§ Source extract
┌──

Project Hail Mary is a 2021 science fiction novel by American novelist Andy Weir.  Set in the near future, it centers on junior high (middle) school-teacher-turned-astronaut Ryland Grace, who wakes up from a coma afflicted with amnesia. He gradually remembers that he was sent to the Tau Ceti solar system, 12 light-years from Earth, to find a means of reversing a solar dimming event that could cause the extinction of humanity. 

It received generally positive reviews, and was a finalist for the 2022 Hugo Award for Best Novel. The unabridged audiobook is read by Ray Porter. Film rights have been purchased by Metro-Goldwyn-Mayer. Drew Goddard (who adapted The Martian, Weir's traditional publishing debut, into a 2015 film) is slated to adapt the book into a film, in which actor Ryan Gosling plans to star as Grace.

Plot

Narrative structure 
The story follows two storylines, each told chronologically. Starting with the story on board the spacecraft Hail Mary where Ryland Grace regains his memory in bursts. This story is frequently intercut with flashbacks revealing earlier events leading up to the launch of the Hail Mary.

Before launch 
In the near future, a global dimming event is observed, coinciding with the formation of a bright line from the Sun to Venus. The exponential rate of dimming is calculated to result in a catastrophic ice age within 30 years. A space probe is used to discover that the line appears to contain alien microbes. The world's governments cooperate, giving former European Space Agency (ESA) administrator Eva Stratt unilateral authority and legal immunity to solve the problem.

└──

§ Provided information
┌──

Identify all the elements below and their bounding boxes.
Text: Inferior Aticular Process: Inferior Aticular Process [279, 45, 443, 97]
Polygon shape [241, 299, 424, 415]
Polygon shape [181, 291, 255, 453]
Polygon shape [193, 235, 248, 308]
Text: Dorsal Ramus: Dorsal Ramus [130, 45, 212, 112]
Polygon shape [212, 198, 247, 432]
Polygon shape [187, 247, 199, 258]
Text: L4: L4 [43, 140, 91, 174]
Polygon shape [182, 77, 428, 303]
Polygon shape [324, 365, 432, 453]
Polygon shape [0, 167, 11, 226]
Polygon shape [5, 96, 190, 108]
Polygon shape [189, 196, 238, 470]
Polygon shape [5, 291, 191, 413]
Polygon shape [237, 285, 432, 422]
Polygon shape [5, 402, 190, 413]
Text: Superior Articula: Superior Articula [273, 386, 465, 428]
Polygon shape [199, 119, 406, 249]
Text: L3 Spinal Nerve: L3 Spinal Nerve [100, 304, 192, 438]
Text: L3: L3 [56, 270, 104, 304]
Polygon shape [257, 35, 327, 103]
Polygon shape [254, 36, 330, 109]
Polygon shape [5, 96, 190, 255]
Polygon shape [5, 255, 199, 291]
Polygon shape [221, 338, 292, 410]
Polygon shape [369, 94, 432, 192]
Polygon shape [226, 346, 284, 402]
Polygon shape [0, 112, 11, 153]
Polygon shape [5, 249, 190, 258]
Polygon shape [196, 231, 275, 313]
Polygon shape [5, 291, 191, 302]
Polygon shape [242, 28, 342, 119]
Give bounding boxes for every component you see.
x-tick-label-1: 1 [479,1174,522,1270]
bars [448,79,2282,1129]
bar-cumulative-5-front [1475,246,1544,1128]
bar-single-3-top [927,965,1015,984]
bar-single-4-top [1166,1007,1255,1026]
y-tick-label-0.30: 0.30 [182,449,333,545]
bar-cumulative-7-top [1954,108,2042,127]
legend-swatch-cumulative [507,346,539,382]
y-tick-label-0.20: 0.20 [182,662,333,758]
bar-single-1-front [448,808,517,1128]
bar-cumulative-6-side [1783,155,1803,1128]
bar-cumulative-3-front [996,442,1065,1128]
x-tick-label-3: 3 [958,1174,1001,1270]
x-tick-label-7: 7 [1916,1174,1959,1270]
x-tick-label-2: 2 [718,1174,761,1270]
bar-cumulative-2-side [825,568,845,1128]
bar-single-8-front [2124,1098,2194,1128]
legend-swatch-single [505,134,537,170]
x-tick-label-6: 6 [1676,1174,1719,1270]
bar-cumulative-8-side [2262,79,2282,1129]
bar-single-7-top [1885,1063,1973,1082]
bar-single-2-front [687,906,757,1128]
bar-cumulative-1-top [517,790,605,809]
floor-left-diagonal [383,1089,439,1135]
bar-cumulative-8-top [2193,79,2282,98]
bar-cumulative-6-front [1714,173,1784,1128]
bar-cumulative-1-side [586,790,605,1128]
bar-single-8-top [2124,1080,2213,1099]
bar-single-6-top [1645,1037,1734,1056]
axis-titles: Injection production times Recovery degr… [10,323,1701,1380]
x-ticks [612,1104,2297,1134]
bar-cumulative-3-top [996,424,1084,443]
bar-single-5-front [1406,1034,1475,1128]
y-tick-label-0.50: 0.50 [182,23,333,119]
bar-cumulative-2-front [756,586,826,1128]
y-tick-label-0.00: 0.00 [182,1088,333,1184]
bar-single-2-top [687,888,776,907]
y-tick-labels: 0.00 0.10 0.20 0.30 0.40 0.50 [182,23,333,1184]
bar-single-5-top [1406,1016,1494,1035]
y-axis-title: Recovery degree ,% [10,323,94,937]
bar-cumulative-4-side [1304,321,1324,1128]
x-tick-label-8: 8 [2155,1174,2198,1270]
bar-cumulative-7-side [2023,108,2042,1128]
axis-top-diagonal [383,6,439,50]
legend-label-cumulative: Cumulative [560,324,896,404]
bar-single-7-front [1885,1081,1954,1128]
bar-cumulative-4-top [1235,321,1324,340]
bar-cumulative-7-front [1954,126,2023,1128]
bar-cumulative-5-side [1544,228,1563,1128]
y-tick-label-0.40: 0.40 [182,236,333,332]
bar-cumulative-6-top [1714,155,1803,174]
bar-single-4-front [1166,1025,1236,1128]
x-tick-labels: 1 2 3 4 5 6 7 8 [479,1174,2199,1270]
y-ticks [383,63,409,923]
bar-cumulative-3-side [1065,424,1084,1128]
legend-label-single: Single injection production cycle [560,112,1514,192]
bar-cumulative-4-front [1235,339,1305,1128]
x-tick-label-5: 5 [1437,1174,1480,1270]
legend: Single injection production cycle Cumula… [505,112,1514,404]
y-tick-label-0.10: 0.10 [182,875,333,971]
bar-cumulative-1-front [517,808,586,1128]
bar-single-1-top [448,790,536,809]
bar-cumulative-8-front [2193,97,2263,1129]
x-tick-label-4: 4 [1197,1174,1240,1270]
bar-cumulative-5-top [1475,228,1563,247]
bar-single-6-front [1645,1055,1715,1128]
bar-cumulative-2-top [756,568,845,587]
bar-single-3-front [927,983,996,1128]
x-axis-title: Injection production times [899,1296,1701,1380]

└──

§ Work task
Continue the Project Hail Mary article from the point where it stops. The records are not needed for what follows.

§ Result for this task
Stratt nominates Ryland Grace, a teacher and former molecular biologist, as the first person to study a sample of the organism recovered from Venus, as she views him as expendable. He discovers that the single-celled organism consumes all forms of electromagnetic radiation and uses radiant energy to move. Since the organism consumes energy from the Sun, Grace names it "Astrophage" (Greek for "star eater"). Grace subsequently discovers that Astrophage reproduces using carbon dioxide, commonly found on Venus. Other scientists discover that Astrophage employs mass–energy conversion via neutrinos, and can be mass-bred for use as rocket fuel.

Astronomy data reveals that Astrophage has also infected and dimmed nearby stars, but one star, Tau Ceti, has unexpectedly resisted Astrophage infection. An Astrophage-fueled starship, the Hail Mary, is developed to travel to Tau Ceti to obtain knowledge of Astrophage resistance, and to return the findings to Earth with unmanned mini-ships ("beetles", with each named after their respective Beatle counterpart). Hail Mary can only be fueled and supplied for a one-way trip, making it a suicide mission.

Stratt orders the release of methane from Antarctica to reduce global cooling, but the threat of famine and wars over food on Earth remains for the 26 years that the Hail Mary mission is expected to take.

Since the crew of three astronauts will travel under a coma to avoid psychiatric issues, potential astronauts are restricted to people with coma-resistant genes, including Grace. Stratt tasks Grace to train the science experts for the mission, but the science experts are killed in an Astrophage-induced explosion shortly before launch. With no time to train a replacement, Stratt asks Grace to join the mission. When he declines, she forces him. Grace threatens sabotage, so a sedative is administered to him before launch, with a temporary amnesia-inducing drug set to be administered shortly before he awakens.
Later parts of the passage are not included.